* **Instruction**
The entries that follow should be written out exactly.

+++

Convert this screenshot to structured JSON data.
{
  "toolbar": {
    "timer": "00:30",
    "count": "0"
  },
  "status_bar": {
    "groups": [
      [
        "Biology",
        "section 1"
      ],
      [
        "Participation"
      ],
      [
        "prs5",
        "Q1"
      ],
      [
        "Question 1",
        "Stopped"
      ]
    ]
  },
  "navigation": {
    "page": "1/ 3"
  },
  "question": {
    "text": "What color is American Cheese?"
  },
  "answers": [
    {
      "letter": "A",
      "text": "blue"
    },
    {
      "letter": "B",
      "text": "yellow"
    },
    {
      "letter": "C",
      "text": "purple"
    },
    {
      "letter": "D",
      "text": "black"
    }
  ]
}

+++

* **Problem solution**
Convert this screenshot to structured JSON data.
{
  "toolbar": {
    "timer": "00:30",
    "count": "0"
  },
  "status_bar": {
    "groups": [
      [
        "Biology",
        "section 1"
      ],
      [
        "Participation"
      ],
      [
        "prs5",
        "Q1"
      ],
      [
        "Question 1",
        "Stopped"
      ]
    ]
  },
  "navigation": {
    "page": "1/ 3"
  },
  "question": {
    "text": "What color is American Cheese?"
  },
  "answers": [
    {
      "letter": "A",
      "text": "blue"
    },
    {
      "letter": "B",
      "text": "yellow"
    },
    {
      "letter": "C",
      "text": "purple"
    },
    {
      "letter": "D",
      "text": "black"
    }
  ]
}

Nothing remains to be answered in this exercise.